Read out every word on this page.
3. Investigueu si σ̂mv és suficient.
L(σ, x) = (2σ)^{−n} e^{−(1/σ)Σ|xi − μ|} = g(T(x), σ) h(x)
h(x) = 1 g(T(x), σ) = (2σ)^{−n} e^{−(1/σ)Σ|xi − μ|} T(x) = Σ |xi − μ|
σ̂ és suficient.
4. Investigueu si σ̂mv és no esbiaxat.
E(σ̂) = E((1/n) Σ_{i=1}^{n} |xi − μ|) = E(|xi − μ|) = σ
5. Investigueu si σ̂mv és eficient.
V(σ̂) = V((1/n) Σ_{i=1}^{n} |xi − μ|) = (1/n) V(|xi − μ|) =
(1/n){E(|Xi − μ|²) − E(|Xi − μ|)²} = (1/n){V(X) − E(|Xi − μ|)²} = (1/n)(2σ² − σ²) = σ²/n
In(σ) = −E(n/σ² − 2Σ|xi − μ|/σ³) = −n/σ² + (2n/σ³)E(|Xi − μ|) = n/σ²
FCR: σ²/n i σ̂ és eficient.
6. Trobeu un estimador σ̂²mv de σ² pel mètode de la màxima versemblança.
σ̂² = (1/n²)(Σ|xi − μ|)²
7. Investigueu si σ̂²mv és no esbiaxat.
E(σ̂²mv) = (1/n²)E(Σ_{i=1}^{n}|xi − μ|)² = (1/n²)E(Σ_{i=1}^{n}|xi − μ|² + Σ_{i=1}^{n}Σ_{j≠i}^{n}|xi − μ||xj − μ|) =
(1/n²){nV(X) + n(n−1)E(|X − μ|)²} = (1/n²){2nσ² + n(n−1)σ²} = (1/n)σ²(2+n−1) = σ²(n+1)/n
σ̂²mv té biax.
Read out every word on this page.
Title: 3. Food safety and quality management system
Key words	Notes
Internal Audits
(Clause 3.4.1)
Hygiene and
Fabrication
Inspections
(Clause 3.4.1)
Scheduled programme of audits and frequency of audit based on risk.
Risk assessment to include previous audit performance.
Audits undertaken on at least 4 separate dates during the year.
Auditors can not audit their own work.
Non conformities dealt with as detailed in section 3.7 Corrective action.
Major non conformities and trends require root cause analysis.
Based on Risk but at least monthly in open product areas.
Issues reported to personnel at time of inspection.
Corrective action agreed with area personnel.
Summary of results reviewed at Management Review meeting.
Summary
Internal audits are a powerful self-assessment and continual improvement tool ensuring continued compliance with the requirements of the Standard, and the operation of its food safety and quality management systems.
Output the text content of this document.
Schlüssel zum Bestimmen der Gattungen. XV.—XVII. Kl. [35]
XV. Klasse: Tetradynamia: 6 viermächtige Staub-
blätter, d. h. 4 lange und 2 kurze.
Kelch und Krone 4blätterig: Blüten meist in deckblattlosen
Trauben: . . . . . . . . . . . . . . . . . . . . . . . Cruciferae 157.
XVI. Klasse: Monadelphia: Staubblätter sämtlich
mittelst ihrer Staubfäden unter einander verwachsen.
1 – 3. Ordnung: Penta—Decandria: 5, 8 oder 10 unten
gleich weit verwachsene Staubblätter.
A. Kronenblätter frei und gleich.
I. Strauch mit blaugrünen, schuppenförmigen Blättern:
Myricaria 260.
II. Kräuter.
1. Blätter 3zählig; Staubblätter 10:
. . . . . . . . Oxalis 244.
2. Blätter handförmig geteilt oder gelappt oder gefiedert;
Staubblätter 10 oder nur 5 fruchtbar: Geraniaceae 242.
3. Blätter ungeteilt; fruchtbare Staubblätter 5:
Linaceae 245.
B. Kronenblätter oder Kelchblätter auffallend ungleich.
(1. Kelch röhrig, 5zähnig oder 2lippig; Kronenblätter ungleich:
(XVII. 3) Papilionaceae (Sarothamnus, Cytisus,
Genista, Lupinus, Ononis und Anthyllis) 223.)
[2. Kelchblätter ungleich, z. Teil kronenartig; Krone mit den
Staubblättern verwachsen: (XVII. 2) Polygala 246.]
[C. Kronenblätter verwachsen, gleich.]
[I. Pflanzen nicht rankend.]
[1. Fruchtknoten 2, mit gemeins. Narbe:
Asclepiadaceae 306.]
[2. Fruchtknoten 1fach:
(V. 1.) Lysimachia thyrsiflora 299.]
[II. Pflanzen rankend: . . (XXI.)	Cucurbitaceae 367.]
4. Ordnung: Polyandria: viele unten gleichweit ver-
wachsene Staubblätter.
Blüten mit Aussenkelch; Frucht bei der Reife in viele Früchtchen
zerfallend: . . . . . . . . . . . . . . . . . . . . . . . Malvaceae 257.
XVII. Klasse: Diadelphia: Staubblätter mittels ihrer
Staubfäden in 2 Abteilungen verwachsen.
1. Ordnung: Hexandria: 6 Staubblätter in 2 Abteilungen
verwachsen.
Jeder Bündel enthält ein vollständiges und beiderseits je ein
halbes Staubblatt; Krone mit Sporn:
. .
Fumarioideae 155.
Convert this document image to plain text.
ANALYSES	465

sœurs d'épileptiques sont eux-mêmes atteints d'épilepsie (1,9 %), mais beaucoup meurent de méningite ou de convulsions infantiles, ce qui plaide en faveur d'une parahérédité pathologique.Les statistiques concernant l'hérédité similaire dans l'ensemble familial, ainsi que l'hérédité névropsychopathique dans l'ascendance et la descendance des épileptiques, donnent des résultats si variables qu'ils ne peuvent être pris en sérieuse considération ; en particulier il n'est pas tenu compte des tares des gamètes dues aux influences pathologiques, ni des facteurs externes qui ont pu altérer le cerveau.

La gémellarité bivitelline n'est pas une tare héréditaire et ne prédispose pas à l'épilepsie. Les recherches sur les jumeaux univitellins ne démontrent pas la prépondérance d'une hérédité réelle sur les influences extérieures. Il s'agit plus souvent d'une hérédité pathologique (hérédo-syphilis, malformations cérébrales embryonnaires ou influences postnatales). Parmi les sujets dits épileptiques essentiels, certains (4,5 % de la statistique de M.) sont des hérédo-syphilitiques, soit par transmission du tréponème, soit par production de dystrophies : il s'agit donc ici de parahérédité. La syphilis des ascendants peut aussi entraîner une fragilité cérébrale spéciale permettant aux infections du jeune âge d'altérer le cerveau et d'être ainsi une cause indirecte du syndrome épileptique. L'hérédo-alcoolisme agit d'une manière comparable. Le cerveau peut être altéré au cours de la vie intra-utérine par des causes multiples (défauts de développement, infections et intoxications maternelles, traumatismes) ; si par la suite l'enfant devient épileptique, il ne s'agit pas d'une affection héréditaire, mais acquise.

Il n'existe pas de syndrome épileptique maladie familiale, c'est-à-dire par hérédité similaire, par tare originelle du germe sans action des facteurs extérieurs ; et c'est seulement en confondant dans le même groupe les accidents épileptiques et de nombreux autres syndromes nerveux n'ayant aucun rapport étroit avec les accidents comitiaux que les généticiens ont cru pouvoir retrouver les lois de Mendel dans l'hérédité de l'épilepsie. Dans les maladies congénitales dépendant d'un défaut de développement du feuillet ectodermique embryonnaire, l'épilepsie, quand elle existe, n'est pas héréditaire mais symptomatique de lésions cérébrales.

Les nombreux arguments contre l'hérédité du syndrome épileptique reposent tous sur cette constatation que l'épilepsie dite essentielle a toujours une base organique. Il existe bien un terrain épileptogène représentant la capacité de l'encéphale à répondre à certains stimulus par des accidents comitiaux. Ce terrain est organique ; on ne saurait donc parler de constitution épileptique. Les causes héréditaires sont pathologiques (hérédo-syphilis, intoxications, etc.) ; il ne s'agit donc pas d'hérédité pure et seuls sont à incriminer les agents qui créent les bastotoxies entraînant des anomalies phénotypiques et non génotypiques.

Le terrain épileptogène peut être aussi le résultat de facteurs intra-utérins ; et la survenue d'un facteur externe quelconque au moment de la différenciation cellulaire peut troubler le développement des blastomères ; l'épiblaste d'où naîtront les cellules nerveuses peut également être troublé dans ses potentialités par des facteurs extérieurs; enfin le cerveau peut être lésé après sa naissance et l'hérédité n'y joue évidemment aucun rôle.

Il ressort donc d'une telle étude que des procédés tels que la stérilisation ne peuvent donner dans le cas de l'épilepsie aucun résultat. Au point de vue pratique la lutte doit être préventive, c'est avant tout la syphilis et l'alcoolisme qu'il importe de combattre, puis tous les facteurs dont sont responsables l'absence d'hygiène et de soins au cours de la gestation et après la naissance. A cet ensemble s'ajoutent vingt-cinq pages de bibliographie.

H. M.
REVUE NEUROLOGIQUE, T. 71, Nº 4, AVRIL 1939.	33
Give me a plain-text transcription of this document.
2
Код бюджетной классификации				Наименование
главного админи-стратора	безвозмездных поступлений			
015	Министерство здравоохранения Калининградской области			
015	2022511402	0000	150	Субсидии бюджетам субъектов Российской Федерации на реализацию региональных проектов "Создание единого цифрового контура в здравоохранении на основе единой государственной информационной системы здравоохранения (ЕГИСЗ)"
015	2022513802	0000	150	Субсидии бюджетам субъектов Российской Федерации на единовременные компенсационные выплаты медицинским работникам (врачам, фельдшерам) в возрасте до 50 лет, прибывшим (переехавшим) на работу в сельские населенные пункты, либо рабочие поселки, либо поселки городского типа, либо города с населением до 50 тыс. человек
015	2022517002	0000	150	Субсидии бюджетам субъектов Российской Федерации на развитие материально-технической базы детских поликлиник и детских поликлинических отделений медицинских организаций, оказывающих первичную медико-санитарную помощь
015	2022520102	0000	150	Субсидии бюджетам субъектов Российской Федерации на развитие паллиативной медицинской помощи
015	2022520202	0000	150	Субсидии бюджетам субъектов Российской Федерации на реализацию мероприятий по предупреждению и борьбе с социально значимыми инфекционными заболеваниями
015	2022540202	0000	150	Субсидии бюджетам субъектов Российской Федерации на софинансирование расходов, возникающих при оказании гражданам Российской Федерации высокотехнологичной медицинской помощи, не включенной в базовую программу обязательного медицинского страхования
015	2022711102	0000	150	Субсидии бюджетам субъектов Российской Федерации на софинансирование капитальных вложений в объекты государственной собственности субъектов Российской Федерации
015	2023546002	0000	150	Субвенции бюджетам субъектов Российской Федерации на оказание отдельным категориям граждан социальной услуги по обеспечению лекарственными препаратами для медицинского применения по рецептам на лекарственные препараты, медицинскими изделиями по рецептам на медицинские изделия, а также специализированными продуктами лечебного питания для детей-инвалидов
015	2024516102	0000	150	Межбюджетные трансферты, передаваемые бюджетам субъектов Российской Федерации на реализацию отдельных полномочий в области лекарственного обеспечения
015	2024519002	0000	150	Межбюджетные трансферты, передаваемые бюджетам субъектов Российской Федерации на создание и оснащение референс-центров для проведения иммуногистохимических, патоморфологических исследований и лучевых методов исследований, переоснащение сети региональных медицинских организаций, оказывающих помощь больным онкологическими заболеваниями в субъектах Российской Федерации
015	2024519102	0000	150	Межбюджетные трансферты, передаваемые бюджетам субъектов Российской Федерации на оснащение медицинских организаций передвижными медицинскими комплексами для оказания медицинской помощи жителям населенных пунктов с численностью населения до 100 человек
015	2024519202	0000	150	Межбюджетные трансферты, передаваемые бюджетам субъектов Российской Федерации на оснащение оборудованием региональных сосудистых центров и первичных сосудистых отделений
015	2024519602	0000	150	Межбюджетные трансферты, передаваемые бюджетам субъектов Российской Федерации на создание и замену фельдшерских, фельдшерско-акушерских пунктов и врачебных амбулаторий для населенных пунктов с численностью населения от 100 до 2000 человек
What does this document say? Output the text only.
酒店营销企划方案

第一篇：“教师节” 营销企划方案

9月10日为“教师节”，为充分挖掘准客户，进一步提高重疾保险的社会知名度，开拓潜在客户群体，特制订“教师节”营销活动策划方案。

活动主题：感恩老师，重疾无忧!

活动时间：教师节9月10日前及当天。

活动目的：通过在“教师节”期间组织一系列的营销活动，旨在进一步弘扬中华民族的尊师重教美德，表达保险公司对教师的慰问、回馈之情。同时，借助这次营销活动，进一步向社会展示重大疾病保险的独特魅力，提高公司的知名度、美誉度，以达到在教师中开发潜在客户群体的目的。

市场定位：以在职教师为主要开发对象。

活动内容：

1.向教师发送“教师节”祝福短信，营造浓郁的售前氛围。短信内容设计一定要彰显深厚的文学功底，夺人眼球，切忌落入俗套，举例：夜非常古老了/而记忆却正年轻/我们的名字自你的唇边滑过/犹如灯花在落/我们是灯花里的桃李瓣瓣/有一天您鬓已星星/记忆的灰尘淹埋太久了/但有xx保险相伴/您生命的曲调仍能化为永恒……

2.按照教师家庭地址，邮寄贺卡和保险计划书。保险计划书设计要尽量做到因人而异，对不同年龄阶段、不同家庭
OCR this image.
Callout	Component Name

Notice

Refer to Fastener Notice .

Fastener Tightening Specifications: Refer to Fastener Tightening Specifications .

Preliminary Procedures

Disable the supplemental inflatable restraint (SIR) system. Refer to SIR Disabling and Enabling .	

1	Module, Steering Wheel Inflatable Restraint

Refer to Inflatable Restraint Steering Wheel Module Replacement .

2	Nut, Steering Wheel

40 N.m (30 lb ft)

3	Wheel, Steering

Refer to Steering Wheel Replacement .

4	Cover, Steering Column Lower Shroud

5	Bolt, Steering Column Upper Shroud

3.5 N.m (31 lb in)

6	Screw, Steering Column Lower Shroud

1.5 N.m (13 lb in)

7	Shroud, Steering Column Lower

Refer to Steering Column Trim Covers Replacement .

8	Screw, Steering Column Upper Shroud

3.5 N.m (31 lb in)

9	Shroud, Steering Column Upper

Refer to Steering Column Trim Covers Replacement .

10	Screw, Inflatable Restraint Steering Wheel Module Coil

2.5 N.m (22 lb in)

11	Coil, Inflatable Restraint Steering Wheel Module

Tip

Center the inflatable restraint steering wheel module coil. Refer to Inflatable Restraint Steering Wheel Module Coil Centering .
● ● ● ●
> **Set task**:
Leave out every line without the string "трансферты" and copy the rest.

> **Solution to the exercise**:
015	2024516102	0000	150	Межбюджетные трансферты, передаваемые бюджетам субъектов Российской Федерации на реализацию отдельных полномочий в области лекарственного обеспечения
015	2024519002	0000	150	Межбюджетные трансферты, передаваемые бюджетам субъектов Российской Федерации на создание и оснащение референс-центров для проведения иммуногистохимических, патоморфологических исследований и лучевых методов исследований, переоснащение сети региональных медицинских организаций, оказывающих помощь больным онкологическими заболеваниями в субъектах Российской Федерации
015	2024519102	0000	150	Межбюджетные трансферты, передаваемые бюджетам субъектов Российской Федерации на оснащение медицинских организаций передвижными медицинскими комплексами для оказания медицинской помощи жителям населенных пунктов с численностью населения до 100 человек
015	2024519202	0000	150	Межбюджетные трансферты, передаваемые бюджетам субъектов Российской Федерации на оснащение оборудованием региональных сосудистых центров и первичных сосудистых отделений
015	2024519602	0000	150	Межбюджетные трансферты, передаваемые бюджетам субъектов Российской Федерации на создание и замену фельдшерских, фельдшерско-акушерских пунктов и врачебных амбулаторий для населенных пунктов с численностью населения от 100 до 2000 человек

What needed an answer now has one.